▶ [To do] Print the lines of the material word for word, beginning with its first line and stopping after the line that contains "y-tick-label: 0 xyxy=(27,371,38,392)".

Box coordinate lists:
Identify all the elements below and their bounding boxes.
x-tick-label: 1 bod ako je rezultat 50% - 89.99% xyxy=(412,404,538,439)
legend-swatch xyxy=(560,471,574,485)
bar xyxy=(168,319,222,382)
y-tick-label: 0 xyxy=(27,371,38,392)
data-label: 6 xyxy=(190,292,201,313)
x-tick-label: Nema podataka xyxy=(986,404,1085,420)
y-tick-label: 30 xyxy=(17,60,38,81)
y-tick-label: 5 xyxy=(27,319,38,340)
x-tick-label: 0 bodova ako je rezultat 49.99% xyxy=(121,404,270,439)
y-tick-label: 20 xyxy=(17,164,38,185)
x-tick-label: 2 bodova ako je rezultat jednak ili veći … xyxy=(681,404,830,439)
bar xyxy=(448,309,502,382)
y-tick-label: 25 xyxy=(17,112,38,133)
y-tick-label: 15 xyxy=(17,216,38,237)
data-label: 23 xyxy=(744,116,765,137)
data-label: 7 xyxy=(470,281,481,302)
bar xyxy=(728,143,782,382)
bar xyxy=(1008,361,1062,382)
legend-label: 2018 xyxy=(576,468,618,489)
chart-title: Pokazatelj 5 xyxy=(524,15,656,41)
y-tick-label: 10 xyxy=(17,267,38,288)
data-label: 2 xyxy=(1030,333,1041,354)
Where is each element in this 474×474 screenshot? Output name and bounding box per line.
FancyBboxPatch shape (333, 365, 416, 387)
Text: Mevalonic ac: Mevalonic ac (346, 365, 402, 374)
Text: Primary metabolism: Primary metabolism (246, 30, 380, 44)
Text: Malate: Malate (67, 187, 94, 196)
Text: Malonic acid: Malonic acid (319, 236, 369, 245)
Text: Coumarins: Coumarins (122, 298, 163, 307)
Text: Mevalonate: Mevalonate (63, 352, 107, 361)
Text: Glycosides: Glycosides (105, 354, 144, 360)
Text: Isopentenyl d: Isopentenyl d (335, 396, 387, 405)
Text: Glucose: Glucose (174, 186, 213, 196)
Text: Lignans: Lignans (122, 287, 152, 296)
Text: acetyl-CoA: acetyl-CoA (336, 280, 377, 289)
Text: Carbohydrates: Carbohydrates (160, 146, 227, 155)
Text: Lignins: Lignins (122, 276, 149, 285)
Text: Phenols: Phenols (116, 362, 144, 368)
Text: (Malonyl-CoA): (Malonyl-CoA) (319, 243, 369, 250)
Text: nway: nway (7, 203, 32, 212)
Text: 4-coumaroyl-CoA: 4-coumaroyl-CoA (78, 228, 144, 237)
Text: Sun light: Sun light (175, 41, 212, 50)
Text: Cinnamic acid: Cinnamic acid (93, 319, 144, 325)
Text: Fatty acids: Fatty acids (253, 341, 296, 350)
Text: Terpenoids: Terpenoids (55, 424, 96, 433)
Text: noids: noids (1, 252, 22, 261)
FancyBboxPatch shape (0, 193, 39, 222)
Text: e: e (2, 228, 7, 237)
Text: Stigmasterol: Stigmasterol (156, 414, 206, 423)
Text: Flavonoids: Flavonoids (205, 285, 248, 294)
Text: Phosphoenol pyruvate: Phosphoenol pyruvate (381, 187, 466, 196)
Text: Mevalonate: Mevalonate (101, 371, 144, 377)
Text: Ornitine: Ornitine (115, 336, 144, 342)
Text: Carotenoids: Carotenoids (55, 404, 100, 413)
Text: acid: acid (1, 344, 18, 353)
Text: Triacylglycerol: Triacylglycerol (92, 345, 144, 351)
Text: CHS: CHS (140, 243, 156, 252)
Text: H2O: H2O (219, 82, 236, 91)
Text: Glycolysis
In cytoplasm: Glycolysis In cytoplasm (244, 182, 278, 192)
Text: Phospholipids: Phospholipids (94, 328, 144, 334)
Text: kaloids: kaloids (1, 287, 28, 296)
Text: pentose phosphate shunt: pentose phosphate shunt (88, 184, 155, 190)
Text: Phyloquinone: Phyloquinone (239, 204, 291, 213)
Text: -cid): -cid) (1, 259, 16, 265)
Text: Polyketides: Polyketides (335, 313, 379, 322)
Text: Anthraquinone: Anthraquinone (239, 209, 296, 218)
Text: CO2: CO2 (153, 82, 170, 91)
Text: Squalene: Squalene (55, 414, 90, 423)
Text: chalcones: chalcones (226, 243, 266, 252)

▶ [Solution to the problem]
Identify all the elements below and their bounding boxes.
x-tick-label: 1 bod ako je rezultat 50% - 89.99% xyxy=(412,404,538,439)
legend-swatch xyxy=(560,471,574,485)
bar xyxy=(168,319,222,382)
y-tick-label: 0 xyxy=(27,371,38,392)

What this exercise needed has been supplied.